(Dataset excerpt)
____________

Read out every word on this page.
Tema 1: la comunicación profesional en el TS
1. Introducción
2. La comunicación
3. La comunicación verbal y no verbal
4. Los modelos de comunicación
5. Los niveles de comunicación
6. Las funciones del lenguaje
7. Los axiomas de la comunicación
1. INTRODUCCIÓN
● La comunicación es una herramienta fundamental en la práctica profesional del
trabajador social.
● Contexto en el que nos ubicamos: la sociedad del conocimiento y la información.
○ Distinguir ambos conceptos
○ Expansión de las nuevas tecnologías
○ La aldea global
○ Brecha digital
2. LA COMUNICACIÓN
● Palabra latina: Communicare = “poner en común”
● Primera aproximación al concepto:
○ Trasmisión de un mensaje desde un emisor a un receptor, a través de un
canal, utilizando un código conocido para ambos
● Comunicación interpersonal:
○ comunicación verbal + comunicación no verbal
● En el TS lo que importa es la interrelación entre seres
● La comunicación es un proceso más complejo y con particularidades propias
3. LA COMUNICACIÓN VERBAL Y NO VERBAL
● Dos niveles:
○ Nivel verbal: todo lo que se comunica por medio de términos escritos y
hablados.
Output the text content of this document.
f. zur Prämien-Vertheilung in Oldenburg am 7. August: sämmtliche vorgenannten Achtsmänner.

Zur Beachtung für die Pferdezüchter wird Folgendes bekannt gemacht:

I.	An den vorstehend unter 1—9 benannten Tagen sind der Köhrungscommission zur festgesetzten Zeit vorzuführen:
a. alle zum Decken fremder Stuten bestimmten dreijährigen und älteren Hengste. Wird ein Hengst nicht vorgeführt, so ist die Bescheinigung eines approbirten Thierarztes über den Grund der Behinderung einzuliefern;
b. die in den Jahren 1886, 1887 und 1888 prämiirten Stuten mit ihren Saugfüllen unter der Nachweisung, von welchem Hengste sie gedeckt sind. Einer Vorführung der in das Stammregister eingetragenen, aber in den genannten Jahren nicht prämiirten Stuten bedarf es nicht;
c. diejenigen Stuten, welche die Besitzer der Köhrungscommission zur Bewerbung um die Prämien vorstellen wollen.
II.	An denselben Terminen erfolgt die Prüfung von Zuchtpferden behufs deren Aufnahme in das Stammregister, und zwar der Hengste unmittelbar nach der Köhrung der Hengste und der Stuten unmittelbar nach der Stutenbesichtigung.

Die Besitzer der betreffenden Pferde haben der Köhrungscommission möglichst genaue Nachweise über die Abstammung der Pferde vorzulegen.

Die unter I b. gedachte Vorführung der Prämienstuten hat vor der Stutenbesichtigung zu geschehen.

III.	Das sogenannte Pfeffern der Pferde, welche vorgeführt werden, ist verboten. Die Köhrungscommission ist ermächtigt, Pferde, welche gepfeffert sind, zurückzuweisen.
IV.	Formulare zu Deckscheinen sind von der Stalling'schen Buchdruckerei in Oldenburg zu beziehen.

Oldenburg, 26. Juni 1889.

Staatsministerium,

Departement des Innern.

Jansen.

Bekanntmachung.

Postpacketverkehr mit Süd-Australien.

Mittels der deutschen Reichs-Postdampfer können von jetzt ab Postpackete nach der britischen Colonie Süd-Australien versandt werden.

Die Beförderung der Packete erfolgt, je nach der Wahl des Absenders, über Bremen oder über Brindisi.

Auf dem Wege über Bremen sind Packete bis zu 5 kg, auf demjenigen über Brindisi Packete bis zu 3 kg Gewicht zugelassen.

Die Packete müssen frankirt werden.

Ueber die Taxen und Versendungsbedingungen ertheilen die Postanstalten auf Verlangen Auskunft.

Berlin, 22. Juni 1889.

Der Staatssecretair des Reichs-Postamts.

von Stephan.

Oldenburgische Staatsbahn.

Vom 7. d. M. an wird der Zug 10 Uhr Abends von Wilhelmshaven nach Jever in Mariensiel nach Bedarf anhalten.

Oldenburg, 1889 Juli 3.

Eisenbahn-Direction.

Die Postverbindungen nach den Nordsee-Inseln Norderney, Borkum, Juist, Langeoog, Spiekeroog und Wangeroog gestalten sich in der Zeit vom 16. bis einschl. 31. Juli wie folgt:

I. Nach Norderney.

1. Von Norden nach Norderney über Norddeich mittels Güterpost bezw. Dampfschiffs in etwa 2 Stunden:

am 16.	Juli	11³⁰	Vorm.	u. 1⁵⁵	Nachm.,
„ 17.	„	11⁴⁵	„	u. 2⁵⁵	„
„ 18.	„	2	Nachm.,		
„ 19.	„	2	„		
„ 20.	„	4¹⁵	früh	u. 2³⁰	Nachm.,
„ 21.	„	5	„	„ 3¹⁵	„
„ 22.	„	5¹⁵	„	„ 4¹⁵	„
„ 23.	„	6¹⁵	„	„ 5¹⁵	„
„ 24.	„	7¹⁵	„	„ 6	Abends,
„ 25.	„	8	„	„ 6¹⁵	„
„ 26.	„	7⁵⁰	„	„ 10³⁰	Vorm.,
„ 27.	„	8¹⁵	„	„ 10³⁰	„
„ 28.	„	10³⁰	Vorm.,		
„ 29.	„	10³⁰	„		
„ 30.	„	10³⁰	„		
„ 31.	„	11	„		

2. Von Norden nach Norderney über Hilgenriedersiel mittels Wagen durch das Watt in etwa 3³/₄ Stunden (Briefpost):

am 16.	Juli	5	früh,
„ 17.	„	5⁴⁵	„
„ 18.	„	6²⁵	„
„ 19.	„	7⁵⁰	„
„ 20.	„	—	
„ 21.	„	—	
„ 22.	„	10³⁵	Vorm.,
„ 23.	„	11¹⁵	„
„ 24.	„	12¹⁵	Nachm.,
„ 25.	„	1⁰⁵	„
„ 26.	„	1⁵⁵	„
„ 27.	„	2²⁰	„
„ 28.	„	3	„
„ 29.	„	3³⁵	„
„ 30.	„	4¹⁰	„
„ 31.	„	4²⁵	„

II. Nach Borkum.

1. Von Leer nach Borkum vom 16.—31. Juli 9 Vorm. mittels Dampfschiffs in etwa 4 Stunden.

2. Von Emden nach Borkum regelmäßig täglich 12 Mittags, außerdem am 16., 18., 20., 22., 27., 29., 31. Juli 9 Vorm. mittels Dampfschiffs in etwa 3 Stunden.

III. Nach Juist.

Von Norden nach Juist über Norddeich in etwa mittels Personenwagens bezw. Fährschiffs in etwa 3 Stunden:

____________

### SHORT PROBLEM:
Would you copy out each line exactly as written?

### RESULT OF THE EXERCISE:
Read out every word on this page.
Tema 1: la comunicación profesional en el TS
1. Introducción
2. La comunicación
3. La comunicación verbal y no verbal
4. Los modelos de comunicación
5. Los niveles de comunicación
6. Las funciones del lenguaje
7. Los axiomas de la comunicación
1. INTRODUCCIÓN
● La comunicación es una herramienta fundamental en la práctica profesional del
trabajador social.
● Contexto en el que nos ubicamos: la sociedad del conocimiento y la información.
○ Distinguir ambos conceptos
○ Expansión de las nuevas tecnologías
○ La aldea global
○ Brecha digital
2. LA COMUNICACIÓN
● Palabra latina: Communicare = “poner en común”
● Primera aproximación al concepto:
○ Trasmisión de un mensaje desde un emisor a un receptor, a través de un
canal, utilizando un código conocido para ambos
● Comunicación interpersonal:
○ comunicación verbal + comunicación no verbal
● En el TS lo que importa es la interrelación entre seres
● La comunicación es un proceso más complejo y con particularidades propias
3. LA COMUNICACIÓN VERBAL Y NO VERBAL
● Dos niveles:
○ Nivel verbal: todo lo que se comunica por medio de términos escritos y
hablados.
Output the text content of this document.
f. zur Prämien-Vertheilung in Oldenburg am 7. August: sämmtliche vorgenannten Achtsmänner.

Zur Beachtung für die Pferdezüchter wird Folgendes bekannt gemacht:

I.	An den vorstehend unter 1—9 benannten Tagen sind der Köhrungscommission zur festgesetzten Zeit vorzuführen:
a. alle zum Decken fremder Stuten bestimmten dreijährigen und älteren Hengste. Wird ein Hengst nicht vorgeführt, so ist die Bescheinigung eines approbirten Thierarztes über den Grund der Behinderung einzuliefern;
b. die in den Jahren 1886, 1887 und 1888 prämiirten Stuten mit ihren Saugfüllen unter der Nachweisung, von welchem Hengste sie gedeckt sind. Einer Vorführung der in das Stammregister eingetragenen, aber in den genannten Jahren nicht prämiirten Stuten bedarf es nicht;
c. diejenigen Stuten, welche die Besitzer der Köhrungscommission zur Bewerbung um die Prämien vorstellen wollen.
II.	An denselben Terminen erfolgt die Prüfung von Zuchtpferden behufs deren Aufnahme in das Stammregister, und zwar der Hengste unmittelbar nach der Köhrung der Hengste und der Stuten unmittelbar nach der Stutenbesichtigung.

Die Besitzer der betreffenden Pferde haben der Köhrungscommission möglichst genaue Nachweise über die Abstammung der Pferde vorzulegen.

Die unter I b. gedachte Vorführung der Prämienstuten hat vor der Stutenbesichtigung zu geschehen.

III.	Das sogenannte Pfeffern der Pferde, welche vorgeführt werden, ist verboten. Die Köhrungscommission ist ermächtigt, Pferde, welche gepfeffert sind, zurückzuweisen.
IV.	Formulare zu Deckscheinen sind von der Stalling'schen Buchdruckerei in Oldenburg zu beziehen.

Oldenburg, 26. Juni 1889.

Staatsministerium,

Departement des Innern.

Jansen.

Bekanntmachung.

Postpacketverkehr mit Süd-Australien.

Mittels der deutschen Reichs-Postdampfer können von jetzt ab Postpackete nach der britischen Colonie Süd-Australien versandt werden.

Die Beförderung der Packete erfolgt, je nach der Wahl des Absenders, über Bremen oder über Brindisi.

Auf dem Wege über Bremen sind Packete bis zu 5 kg, auf demjenigen über Brindisi Packete bis zu 3 kg Gewicht zugelassen.

Die Packete müssen frankirt werden.

Ueber die Taxen und Versendungsbedingungen ertheilen die Postanstalten auf Verlangen Auskunft.

Berlin, 22. Juni 1889.

Der Staatssecretair des Reichs-Postamts.

von Stephan.

Oldenburgische Staatsbahn.

Vom 7. d. M. an wird der Zug 10 Uhr Abends von Wilhelmshaven nach Jever in Mariensiel nach Bedarf anhalten.

Oldenburg, 1889 Juli 3.

Eisenbahn-Direction.

Die Postverbindungen nach den Nordsee-Inseln Norderney, Borkum, Juist, Langeoog, Spiekeroog und Wangeroog gestalten sich in der Zeit vom 16. bis einschl. 31. Juli wie folgt:

I. Nach Norderney.

1. Von Norden nach Norderney über Norddeich mittels Güterpost bezw. Dampfschiffs in etwa 2 Stunden:

am 16.	Juli	11³⁰	Vorm.	u. 1⁵⁵	Nachm.,
„ 17.	„	11⁴⁵	„	u. 2⁵⁵	„
„ 18.	„	2	Nachm.,		
„ 19.	„	2	„		
„ 20.	„	4¹⁵	früh	u. 2³⁰	Nachm.,
„ 21.	„	5	„	„ 3¹⁵	„
„ 22.	„	5¹⁵	„	„ 4¹⁵	„
„ 23.	„	6¹⁵	„	„ 5¹⁵	„
„ 24.	„	7¹⁵	„	„ 6	Abends,
„ 25.	„	8	„	„ 6¹⁵	„
„ 26.	„	7⁵⁰	„	„ 10³⁰	Vorm.,
„ 27.	„	8¹⁵	„	„ 10³⁰	„
„ 28.	„	10³⁰	Vorm.,		
„ 29.	„	10³⁰	„		
„ 30.	„	10³⁰	„		
„ 31.	„	11	„		

2. Von Norden nach Norderney über Hilgenriedersiel mittels Wagen durch das Watt in etwa 3³/₄ Stunden (Briefpost):

am 16.	Juli	5	früh,
„ 17.	„	5⁴⁵	„
„ 18.	„	6²⁵	„
„ 19.	„	7⁵⁰	„
„ 20.	„	—	
„ 21.	„	—	
„ 22.	„	10³⁵	Vorm.,
„ 23.	„	11¹⁵	„
„ 24.	„	12¹⁵	Nachm.,
„ 25.	„	1⁰⁵	„
„ 26.	„	1⁵⁵	„
„ 27.	„	2²⁰	„
„ 28.	„	3	„
„ 29.	„	3³⁵	„
„ 30.	„	4¹⁰	„
„ 31.	„	4²⁵	„

II. Nach Borkum.

1. Von Leer nach Borkum vom 16.—31. Juli 9 Vorm. mittels Dampfschiffs in etwa 4 Stunden.

2. Von Emden nach Borkum regelmäßig täglich 12 Mittags, außerdem am 16., 18., 20., 22., 27., 29., 31. Juli 9 Vorm. mittels Dampfschiffs in etwa 3 Stunden.

III. Nach Juist.

Von Norden nach Juist über Norddeich in etwa mittels Personenwagens bezw. Fährschiffs in etwa 3 Stunden:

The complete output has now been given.